EXERCISE TEXT: Begin
Immune response has historically been a major issue in the drug delivery field. In order to combat this problem, drug carriers have been designed to avoid the body's innate defenses. Following decades of research, it was found that an ideal drug delivery vehicle should enter the body, evade the immune system, stay in circulation long enough to seek out affected cells, and release the payload selectively. Furthermore, the vehicle should be comprised of materials that are non-toxic and biodegradable. While a number of potentially viable materials have been produced, there has arguably not been one which encompasses all these properties.
Using phosphocholine-containing vesicles or micelles as drug delivery vehicles is one potential solution. Phospholipids, the major components of biological membranes, have also been explored for drug delivery purposes; however, their use has not been successful due to the low stability of phospholipid vesicles. Thus, biomimetic polymers with pendant phosphocholine groups were used to increase drug delivery vehicle stability. Much like other polymers, polypeptides may serve as a superior alternative due to the biodegradability of their backbone. Polypeptide synthesis has been thoroughly explored in the previous decades; however no reliable method for the preparation of phosphorus- and phosphatidylcholine-containing polypeptides has been published by the inception of this work.
Herein we discuss methods for preparation of phosphonate and phosphatidylcholine containing polypeptides. Synthesis of these materials builds on robust methods often employed in solution phase DNA synthesis. Protecting group strategies as well as the failures leading up to the polymers' successful synthesis are described. The polymers are synthesized via Co(PMe3)4 initiated polymerization of NCAs and are incorporated into diblock copolypeptides. The resultant products display interesting solution and calcium-binging properties.
EXERCISE TEXT: End
RECORDS SHOWN: Begin
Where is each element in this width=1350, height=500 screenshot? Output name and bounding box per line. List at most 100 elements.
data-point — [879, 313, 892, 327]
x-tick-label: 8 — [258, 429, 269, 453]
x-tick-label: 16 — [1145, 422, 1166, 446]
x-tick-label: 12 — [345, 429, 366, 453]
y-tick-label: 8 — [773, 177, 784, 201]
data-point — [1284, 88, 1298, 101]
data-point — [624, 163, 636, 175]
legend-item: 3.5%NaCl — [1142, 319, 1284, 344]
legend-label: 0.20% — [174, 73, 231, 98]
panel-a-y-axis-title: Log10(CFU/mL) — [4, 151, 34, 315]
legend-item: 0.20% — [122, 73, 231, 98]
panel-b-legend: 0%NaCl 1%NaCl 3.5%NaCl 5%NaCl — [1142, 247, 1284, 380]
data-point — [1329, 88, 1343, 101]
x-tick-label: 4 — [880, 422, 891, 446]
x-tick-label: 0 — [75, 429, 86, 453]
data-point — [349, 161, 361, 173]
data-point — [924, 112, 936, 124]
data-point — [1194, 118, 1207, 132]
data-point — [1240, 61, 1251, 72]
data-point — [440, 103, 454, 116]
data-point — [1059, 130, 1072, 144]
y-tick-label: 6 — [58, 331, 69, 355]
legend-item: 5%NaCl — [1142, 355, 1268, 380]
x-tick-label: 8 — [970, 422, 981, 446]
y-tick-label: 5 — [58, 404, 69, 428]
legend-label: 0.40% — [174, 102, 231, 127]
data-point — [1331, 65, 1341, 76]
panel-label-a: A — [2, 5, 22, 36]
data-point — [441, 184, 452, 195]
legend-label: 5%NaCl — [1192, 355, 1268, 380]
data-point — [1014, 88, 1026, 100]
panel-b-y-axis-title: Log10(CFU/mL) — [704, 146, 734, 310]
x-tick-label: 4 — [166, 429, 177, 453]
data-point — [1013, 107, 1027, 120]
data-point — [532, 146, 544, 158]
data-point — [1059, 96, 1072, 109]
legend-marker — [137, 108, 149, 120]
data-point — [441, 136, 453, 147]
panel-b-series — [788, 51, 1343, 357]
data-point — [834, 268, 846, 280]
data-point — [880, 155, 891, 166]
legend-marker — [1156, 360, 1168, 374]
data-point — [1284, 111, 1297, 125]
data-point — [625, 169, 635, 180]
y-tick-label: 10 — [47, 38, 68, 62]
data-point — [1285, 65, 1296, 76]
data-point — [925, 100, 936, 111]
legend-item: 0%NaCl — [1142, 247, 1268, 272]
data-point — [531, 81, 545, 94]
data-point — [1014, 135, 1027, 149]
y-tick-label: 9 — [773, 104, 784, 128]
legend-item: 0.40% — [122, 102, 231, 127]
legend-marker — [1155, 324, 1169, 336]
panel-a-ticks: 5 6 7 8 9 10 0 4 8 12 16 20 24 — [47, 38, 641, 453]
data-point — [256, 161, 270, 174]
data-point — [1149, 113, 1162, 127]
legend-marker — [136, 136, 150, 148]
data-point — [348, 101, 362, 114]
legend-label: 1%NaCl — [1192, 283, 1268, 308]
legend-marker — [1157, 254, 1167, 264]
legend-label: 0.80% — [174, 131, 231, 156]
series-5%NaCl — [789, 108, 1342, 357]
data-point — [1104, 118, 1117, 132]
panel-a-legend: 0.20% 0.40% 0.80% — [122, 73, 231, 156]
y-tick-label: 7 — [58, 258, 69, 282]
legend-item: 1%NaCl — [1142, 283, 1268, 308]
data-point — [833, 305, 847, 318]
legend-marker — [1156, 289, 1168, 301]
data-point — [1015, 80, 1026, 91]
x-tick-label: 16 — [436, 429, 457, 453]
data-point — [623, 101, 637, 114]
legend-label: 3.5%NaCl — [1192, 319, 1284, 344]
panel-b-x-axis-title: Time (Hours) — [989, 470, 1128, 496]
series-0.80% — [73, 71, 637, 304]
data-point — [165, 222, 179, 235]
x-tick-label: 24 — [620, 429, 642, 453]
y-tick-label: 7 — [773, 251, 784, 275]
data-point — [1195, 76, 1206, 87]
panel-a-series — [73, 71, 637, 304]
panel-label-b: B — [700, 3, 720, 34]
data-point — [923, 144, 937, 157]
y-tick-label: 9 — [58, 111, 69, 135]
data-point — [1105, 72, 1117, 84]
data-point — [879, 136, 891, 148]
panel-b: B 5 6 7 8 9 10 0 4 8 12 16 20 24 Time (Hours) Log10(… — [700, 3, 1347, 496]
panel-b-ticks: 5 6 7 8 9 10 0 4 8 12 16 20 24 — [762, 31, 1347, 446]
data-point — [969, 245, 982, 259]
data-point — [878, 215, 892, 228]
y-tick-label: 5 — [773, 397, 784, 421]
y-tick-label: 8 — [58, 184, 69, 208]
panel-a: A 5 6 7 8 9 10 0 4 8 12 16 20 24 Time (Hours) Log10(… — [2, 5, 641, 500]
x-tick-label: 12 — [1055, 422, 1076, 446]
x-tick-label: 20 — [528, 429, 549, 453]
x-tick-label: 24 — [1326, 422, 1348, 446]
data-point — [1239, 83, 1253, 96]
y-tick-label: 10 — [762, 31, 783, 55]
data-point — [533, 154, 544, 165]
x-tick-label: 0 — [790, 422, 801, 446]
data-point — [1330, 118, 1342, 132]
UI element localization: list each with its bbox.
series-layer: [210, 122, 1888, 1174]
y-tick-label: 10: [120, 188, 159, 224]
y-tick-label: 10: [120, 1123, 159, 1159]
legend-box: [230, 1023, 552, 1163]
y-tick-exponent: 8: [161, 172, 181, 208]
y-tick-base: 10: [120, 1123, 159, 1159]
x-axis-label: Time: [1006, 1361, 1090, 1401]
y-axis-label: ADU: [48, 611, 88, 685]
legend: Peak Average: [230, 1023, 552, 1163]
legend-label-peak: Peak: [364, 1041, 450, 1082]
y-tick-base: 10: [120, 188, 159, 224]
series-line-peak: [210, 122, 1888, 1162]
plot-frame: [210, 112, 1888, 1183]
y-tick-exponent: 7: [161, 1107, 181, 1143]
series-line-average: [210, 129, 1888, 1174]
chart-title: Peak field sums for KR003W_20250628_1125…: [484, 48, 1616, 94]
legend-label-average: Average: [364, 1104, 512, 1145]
RECORDS SHOWN: End
INSTRUCTIONS TO FOLLOW
Answer these questions from the drug delivery text:
(a) What two properties should the materials of a drug delivery vehicle have?
(b) Why has the use of phospholipids for drug delivery not been successful?
(c) What initiates the polymerization of NCAs?
The rows play no part in this exercise.

FINAL ANSWER
(a) They should be non-toxic and biodegradable.
(b) Phospholipid vesicles have low stability.
(c) Co(PMe3)4